Set problem
Quote the whole listing exactly. Leave the pictures out of your copy.

[Structured figure records]
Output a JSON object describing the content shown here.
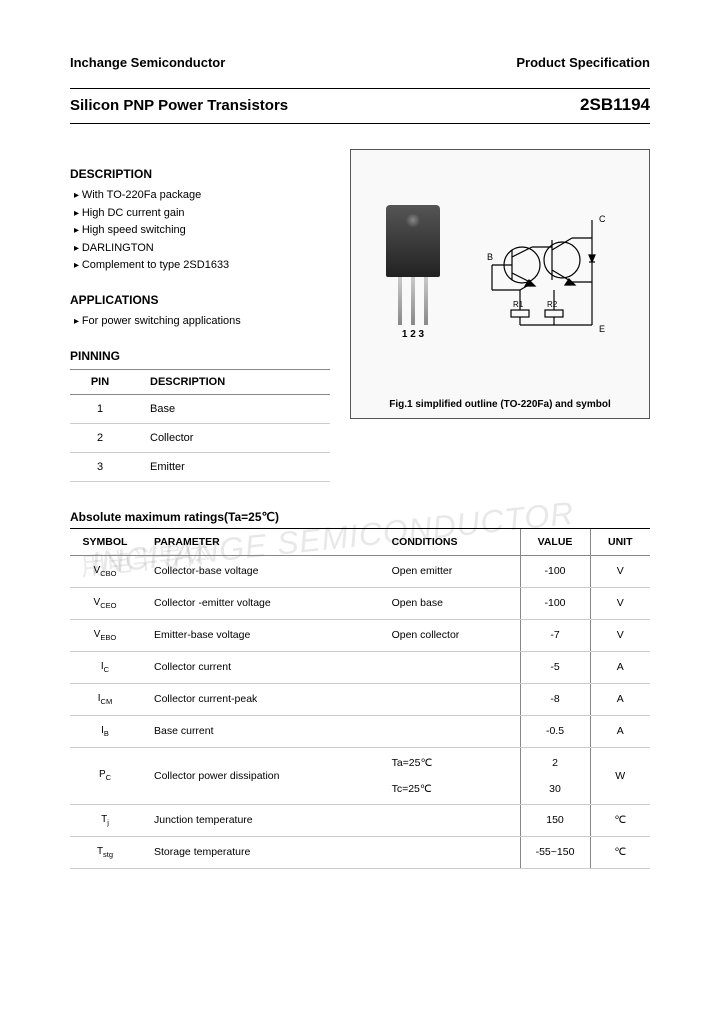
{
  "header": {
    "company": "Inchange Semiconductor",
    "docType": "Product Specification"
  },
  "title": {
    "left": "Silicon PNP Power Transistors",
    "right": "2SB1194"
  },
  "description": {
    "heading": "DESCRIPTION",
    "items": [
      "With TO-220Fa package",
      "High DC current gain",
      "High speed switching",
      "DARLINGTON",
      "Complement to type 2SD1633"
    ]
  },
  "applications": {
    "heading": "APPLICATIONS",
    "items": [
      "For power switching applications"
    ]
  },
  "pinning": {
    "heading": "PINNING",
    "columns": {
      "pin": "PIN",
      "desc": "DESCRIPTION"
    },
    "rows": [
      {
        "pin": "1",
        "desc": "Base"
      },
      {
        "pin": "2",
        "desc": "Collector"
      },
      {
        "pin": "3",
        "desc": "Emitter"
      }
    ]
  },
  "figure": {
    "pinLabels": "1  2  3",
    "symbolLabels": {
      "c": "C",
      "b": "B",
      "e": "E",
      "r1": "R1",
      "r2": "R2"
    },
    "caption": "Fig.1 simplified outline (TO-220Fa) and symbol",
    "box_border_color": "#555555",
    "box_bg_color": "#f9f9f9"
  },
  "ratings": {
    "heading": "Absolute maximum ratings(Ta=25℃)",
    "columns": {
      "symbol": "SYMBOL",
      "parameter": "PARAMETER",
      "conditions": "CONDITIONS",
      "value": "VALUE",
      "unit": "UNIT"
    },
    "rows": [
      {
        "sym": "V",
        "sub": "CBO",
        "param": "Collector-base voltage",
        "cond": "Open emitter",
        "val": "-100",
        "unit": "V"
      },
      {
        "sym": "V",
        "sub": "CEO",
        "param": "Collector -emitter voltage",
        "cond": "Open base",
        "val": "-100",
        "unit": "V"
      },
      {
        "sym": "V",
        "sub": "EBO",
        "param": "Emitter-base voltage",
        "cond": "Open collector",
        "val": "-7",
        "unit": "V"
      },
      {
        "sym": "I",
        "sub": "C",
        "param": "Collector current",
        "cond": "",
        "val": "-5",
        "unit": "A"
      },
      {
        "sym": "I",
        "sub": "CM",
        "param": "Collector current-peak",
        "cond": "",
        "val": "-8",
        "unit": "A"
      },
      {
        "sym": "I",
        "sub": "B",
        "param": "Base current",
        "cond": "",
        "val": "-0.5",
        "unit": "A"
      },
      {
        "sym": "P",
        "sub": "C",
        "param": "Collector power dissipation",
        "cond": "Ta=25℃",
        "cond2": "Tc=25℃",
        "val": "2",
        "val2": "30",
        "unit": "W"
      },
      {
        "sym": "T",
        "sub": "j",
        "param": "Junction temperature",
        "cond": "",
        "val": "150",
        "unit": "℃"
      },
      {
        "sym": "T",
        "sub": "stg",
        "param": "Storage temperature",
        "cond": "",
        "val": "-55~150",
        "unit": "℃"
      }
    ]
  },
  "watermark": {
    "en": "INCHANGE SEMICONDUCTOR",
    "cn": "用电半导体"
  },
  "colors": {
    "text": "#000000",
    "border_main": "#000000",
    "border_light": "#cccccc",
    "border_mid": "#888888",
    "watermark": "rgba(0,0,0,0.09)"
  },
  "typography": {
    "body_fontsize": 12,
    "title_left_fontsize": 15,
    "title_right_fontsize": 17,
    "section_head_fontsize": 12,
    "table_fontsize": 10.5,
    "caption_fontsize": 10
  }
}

Problem solution
Output a JSON object describing the content shown here.
{
  "header": {
    "company": "Inchange Semiconductor",
    "docType": "Product Specification"
  },
  "title": {
    "left": "Silicon PNP Power Transistors",
    "right": "2SB1194"
  },
  "description": {
    "heading": "DESCRIPTION",
    "items": [
      "With TO-220Fa package",
      "High DC current gain",
      "High speed switching",
      "DARLINGTON",
      "Complement to type 2SD1633"
    ]
  },
  "applications": {
    "heading": "APPLICATIONS",
    "items": [
      "For power switching applications"
    ]
  },
  "pinning": {
    "heading": "PINNING",
    "columns": {
      "pin": "PIN",
      "desc": "DESCRIPTION"
    },
    "rows": [
      {
        "pin": "1",
        "desc": "Base"
      },
      {
        "pin": "2",
        "desc": "Collector"
      },
      {
        "pin": "3",
        "desc": "Emitter"
      }
    ]
  },
  "figure": {
    "pinLabels": "1  2  3",
    "symbolLabels": {
      "c": "C",
      "b": "B",
      "e": "E",
      "r1": "R1",
      "r2": "R2"
    },
    "caption": "Fig.1 simplified outline (TO-220Fa) and symbol",
    "box_border_color": "#555555",
    "box_bg_color": "#f9f9f9"
  },
  "ratings": {
    "heading": "Absolute maximum ratings(Ta=25℃)",
    "columns": {
      "symbol": "SYMBOL",
      "parameter": "PARAMETER",
      "conditions": "CONDITIONS",
      "value": "VALUE",
      "unit": "UNIT"
    },
    "rows": [
      {
        "sym": "V",
        "sub": "CBO",
        "param": "Collector-base voltage",
        "cond": "Open emitter",
        "val": "-100",
        "unit": "V"
      },
      {
        "sym": "V",
        "sub": "CEO",
        "param": "Collector -emitter voltage",
        "cond": "Open base",
        "val": "-100",
        "unit": "V"
      },
      {
        "sym": "V",
        "sub": "EBO",
        "param": "Emitter-base voltage",
        "cond": "Open collector",
        "val": "-7",
        "unit": "V"
      },
      {
        "sym": "I",
        "sub": "C",
        "param": "Collector current",
        "cond": "",
        "val": "-5",
        "unit": "A"
      },
      {
        "sym": "I",
        "sub": "CM",
        "param": "Collector current-peak",
        "cond": "",
        "val": "-8",
        "unit": "A"
      },
      {
        "sym": "I",
        "sub": "B",
        "param": "Base current",
        "cond": "",
        "val": "-0.5",
        "unit": "A"
      },
      {
        "sym": "P",
        "sub": "C",
        "param": "Collector power dissipation",
        "cond": "Ta=25℃",
        "cond2": "Tc=25℃",
        "val": "2",
        "val2": "30",
        "unit": "W"
      },
      {
        "sym": "T",
        "sub": "j",
        "param": "Junction temperature",
        "cond": "",
        "val": "150",
        "unit": "℃"
      },
      {
        "sym": "T",
        "sub": "stg",
        "param": "Storage temperature",
        "cond": "",
        "val": "-55~150",
        "unit": "℃"
      }
    ]
  },
  "watermark": {
    "en": "INCHANGE SEMICONDUCTOR",
    "cn": "用电半导体"
  },
  "colors": {
    "text": "#000000",
    "border_main": "#000000",
    "border_light": "#cccccc",
    "border_mid": "#888888",
    "watermark": "rgba(0,0,0,0.09)"
  },
  "typography": {
    "body_fontsize": 12,
    "title_left_fontsize": 15,
    "title_right_fontsize": 17,
    "section_head_fontsize": 12,
    "table_fontsize": 10.5,
    "caption_fontsize": 10
  }
}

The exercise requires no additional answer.